++++ GIVEN PASSAGE ++++
By solving the flow equation, the stress and horizontal stress difference of the remaining oil can be calculated. When describing the deformation of the microscopic remaining oil, assuming that the remaining oil is in a static state, calculating the flow field of the remaining oil during its displacement by the polymer solution is a steady problem. However, when the remaining oil deforms under the continuous displacement of the polymer solution, it is an unsteady problem, which involves the deformation and reconstruction of the liquid–liquid interface. The polymer solution has complex rheological properties and flow equations. Thus, it is necessary to consider both the interfacial tension and time-varying properties.

As the interface between the displacement fluid and the remaining oil changes dynamically during the displacement process, the deformation of the oil–water interface must be captured by an interface tracking method. In this study, the Lagrange interface-tracking method was used to track and reconstruct a two-phase interface. During this method, the interface position of the closed curve is described by parameters. The dynamic interfacial deformation of oil and water changes with the movement of the closed curve. Mark points were set on the closed curve, which were used to track the position change of the interface. Lagrange multipliers can accurately determine the changes in the moving interface and prevent the spread of the value [44].

Boundary conditions.

Assuming that the remaining oil is stationary, the calculation of the deviatoric stress and horizontal stress difference acting on the remaining oil is a steady-state problem, and only boundary conditions need to be considered. The inlet and outlet flows were used in this study, and the rest were treated as wall surfaces. The deformation of the remaining oil under the action of a displacement fluid is an unsteady-state problem. At the interface between the displacement fluid and remaining oil, the interface conditions are satisfied, and the tangential stress and velocity are continuous. In this study, it was assumed that the remaining oil and rock contact points A and B do not move. Thus, the remaining microscopic oil does not initially deform.

2.2.3. Microscopic Visualisation Flooding Experiment

To study the influence of polymer viscosity on the microscopic oil displacement effect, polymer solutions with different viscosities were prepared to conduct microscopic visualisation experiments, and a Hacker rheometer was used to test the viscosity. The viscosity–concentration relationship is shown in Table 1.

Table 1

Viscosity of polymer solutions with different molecular weights and concentrations.
++++ RECORDS ++++
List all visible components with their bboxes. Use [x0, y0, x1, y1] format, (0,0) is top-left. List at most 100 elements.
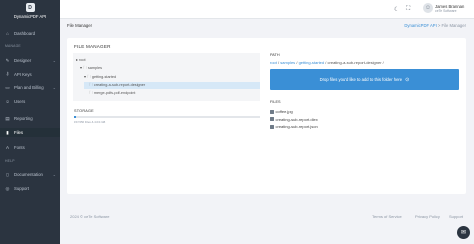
sidebar-item-fonts[interactable]: A Fonts [0, 143, 60, 152]
sidebar-item-label: Reporting [14, 116, 33, 121]
tree-item-samples[interactable]: ▾ 🗀 samples [80, 65, 102, 72]
sidebar-item-label: Plan and Billing [14, 85, 44, 90]
users-icon: ☺ [5, 98, 10, 104]
sidebar-item-label: Support [14, 186, 30, 191]
tree-item-creating-a-sub-report-designer[interactable]: 🗀 creating-a-sub-report-designer [89, 83, 145, 89]
breadcrumb-current: File Manager [441, 23, 466, 28]
file-dropzone[interactable]: Drop files you'd like to add to this fol… [270, 69, 459, 90]
key-icon: ⚷ [5, 71, 10, 76]
file-item[interactable]: creating-sub-report.dlex [270, 117, 318, 122]
path-label: PATH [270, 53, 280, 57]
chevron-down-icon: ⌄ [52, 85, 56, 90]
sidebar-item-label: Files [14, 130, 24, 135]
sidebar-item-api-keys[interactable]: ⚷ API Keys [0, 70, 60, 79]
support-icon: ◎ [5, 185, 10, 191]
fonts-icon: A [5, 145, 9, 150]
footer-link-terms[interactable]: Terms of Service [372, 214, 402, 219]
sidebar-item-reporting[interactable]: ▤ Reporting [0, 114, 60, 123]
sidebar-item-label: Designer [14, 58, 32, 63]
files-icon: ▮ [6, 129, 9, 135]
footer-link-support[interactable]: Support [449, 214, 463, 219]
tree-item-root[interactable]: ▸ root [76, 57, 86, 62]
file-item[interactable]: creating-sub-report.json [270, 124, 318, 129]
sidebar-item-files[interactable]: ▮ Files [0, 128, 60, 137]
path-breadcrumb: root / samples / getting-started / creat… [270, 60, 384, 65]
sidebar-item-support[interactable]: ◎ Support [0, 184, 60, 193]
dashboard-icon: ⌂ [6, 31, 9, 36]
breadcrumb-root[interactable]: DynamicPDF API [404, 23, 436, 28]
file-item[interactable]: coffee.jpg [270, 109, 293, 114]
chat-icon: ✉ [460, 230, 467, 236]
fullscreen-icon[interactable]: ⛶ [406, 6, 410, 13]
tree-item-label: root [78, 58, 86, 62]
upload-icon: ⊙ [405, 76, 410, 83]
sidebar-item-label: Dashboard [14, 31, 36, 36]
file-name: coffee.jpg [275, 109, 293, 114]
path-segment-root[interactable]: root [270, 60, 277, 65]
footer-copyright: 2024 © ceTe Software [70, 214, 110, 219]
tree-item-label: samples [87, 66, 102, 70]
sidebar-item-dashboard[interactable]: ⌂ Dashboard [0, 29, 60, 38]
page-title: File Manager [67, 23, 93, 28]
folder-open-icon: ▾ 🗀 [80, 66, 87, 70]
storage-progress-fill [74, 116, 76, 118]
brand-logo: D [25, 3, 35, 12]
tree-item-label: merge-pdfs-pdf-endpoint [93, 91, 136, 95]
sidebar-item-label: Documentation [14, 172, 43, 177]
moon-icon[interactable]: ☾ [394, 6, 399, 13]
caret-right-icon: ▸ [76, 58, 78, 62]
chevron-down-icon: ⌄ [52, 172, 56, 177]
tree-item-getting-started[interactable]: ▾ 🗀 getting-started [84, 74, 116, 81]
file-manager-title: FILE MANAGER [74, 44, 111, 49]
brand-name: DynamicPDF API [13, 14, 47, 19]
section-label-manage: MANAGE [5, 44, 21, 48]
path-separator: / [296, 60, 298, 65]
user-name[interactable]: James Brannan [435, 4, 464, 9]
path-segment-getting-started[interactable]: getting-started [299, 60, 325, 65]
chat-button[interactable]: ✉ [457, 226, 470, 239]
file-icon [270, 124, 274, 129]
storage-usage-text: 157/256 Files & 4.0/4 GB [74, 120, 106, 124]
sidebar-item-plan-and-billing[interactable]: ▭ Plan and Billing ⌄ [0, 83, 60, 92]
dropzone-text: Drop files you'd like to add to this fol… [319, 77, 403, 82]
folder-open-icon: ▾ 🗀 [84, 75, 91, 79]
user-org: ceTe Software [435, 9, 457, 13]
sidebar-item-users[interactable]: ☺ Users [0, 97, 60, 106]
path-trailing: / [382, 60, 384, 65]
footer-link-privacy[interactable]: Privacy Policy [415, 214, 440, 219]
section-label-help: HELP [5, 159, 15, 163]
folder-icon: 🗀 [89, 91, 93, 95]
documentation-icon: ▯ [6, 171, 9, 177]
path-current: creating-a-sub-report-designer [327, 60, 382, 65]
tree-item-label: creating-a-sub-report-designer [93, 83, 146, 87]
topbar [60, 0, 474, 19]
path-separator: / [278, 60, 280, 65]
image-file-icon [270, 109, 274, 114]
sidebar-item-label: API Keys [14, 71, 32, 77]
path-segment-samples[interactable]: samples [280, 60, 295, 65]
folder-tree: ▸ root ▾ 🗀 samples ▾ 🗀 getting-started 🗀… [73, 53, 260, 101]
breadcrumb: DynamicPDF API > File Manager [404, 23, 466, 28]
path-separator: / [325, 60, 327, 65]
sidebar-item-designer[interactable]: ✎ Designer ⌄ [0, 56, 60, 65]
billing-icon: ▭ [5, 84, 10, 90]
user-avatar-icon[interactable]: ☺ [423, 3, 433, 13]
file-name: creating-sub-report.json [275, 124, 318, 129]
tree-item-label: getting-started [91, 75, 117, 79]
file-manager-card: FILE MANAGER ▸ root ▾ 🗀 samples ▾ 🗀 gett… [67, 38, 466, 194]
sidebar-item-label: Users [14, 98, 26, 104]
sidebar-item-documentation[interactable]: ▯ Documentation ⌄ [0, 170, 60, 179]
storage-progress-bar [74, 116, 260, 118]
sidebar-item-label: Fonts [14, 145, 25, 150]
folder-icon: 🗀 [89, 83, 93, 87]
file-name: creating-sub-report.dlex [275, 116, 318, 122]
sidebar: D DynamicPDF API MANAGE ⌂ Dashboard ✎ Desi… [0, 0, 60, 244]
file-icon [270, 117, 274, 121]
designer-icon: ✎ [5, 57, 10, 63]
tree-item-merge-pdfs-pdf-endpoint[interactable]: 🗀 merge-pdfs-pdf-endpoint [89, 91, 135, 97]
chevron-down-icon: ⌄ [52, 58, 56, 63]
files-label: FILES [270, 100, 281, 104]
reporting-icon: ▤ [5, 115, 10, 121]
brand[interactable]: D DynamicPDF API [0, 3, 60, 19]
breadcrumb-separator: > [437, 23, 441, 28]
++++
# SET OF TASKS
1 > Answer these questions from the passage on polymer flooding of remaining oil, each in a few words.
(a) Which method was used to track and reconstruct the two-phase interface?
(b) What instrument was used to test the viscosity of the polymer solutions?
(c) Which points were assumed not to move?
2 > In the passage on polymer flooding of remaining oil, condense the paragraph beginning "As the interface between the displacement fluid" into a bulleted list that keeps its main facts.
3 > Write a continuation of the passage on polymer flooding of remaining oil, starting right after its last line.

# ANSWERS TO THE EXERCISE
1 >
(a) The Lagrange interface-tracking method.
(b) A Hacker rheometer.
(c) The contact points A and B between the remaining oil and the rock.

2 >
- The oil–water interface changes dynamically during displacement, so an interface tracking method must capture its deformation.
- The study used the Lagrange interface-tracking method to track and reconstruct the two-phase interface.
- Parameters describe the interface position as a closed curve, and the interfacial deformation follows the curve's movement.
- Mark points set on the closed curve track how the interface position changes.
- Lagrange multipliers accurately determine changes in the moving interface and prevent the spread of the value.

3 >
Polymer Molecular Weight	Polymer Concentration (mg/L)	Viscosity (mPa·s)
25 million	870	40
25 million	1500	70
25 million	2000	125
25 million	2500	215

The polymer solution was configured according to Table 1, and the experimental steps were as follows: (1) The microscopic visualisation model was dried and weighed. Then, a vacuum pump was used to vacuum the saturated simulated oil, the weight of the model after saturation with oil was determined, and the pore volume and initial oil saturation was calculated based on the mass difference before and after the model was saturated with oil. (2) After saturation with oil, the model was placed in a 45 °C thermostat for 48 h. (3) After removing the model from the thermostat, the water drive was tested first, and the simulated formation water was used for constant rate displacement (0.03 mL/h). When the oil was displaced to the outlet end of the model and no oil was produced, the microscopic visual image analysis system was used to calculate the recovery factor in the model at this time. (4) After water flooding, flooding was conducted with the polymer with a viscosity of 40 mPa·s, and no oil was produced after displacement to the outlet. The recovery factor in the model after polymer flooding was then calculated. The polymer concentration viscosity was 70 mPa·s and the viscosity was 125 mPa·s. The above steps were repeated for oil displacement experiment with a polymer viscosity of 215 mPa·s. (5) After polymer flooding, subsequent water flooding was performed until no oil was produced at the outlet end. The experimental setup is illustrated in Figure 2.

Figure 2

Microscopic visualisation oil displacement device.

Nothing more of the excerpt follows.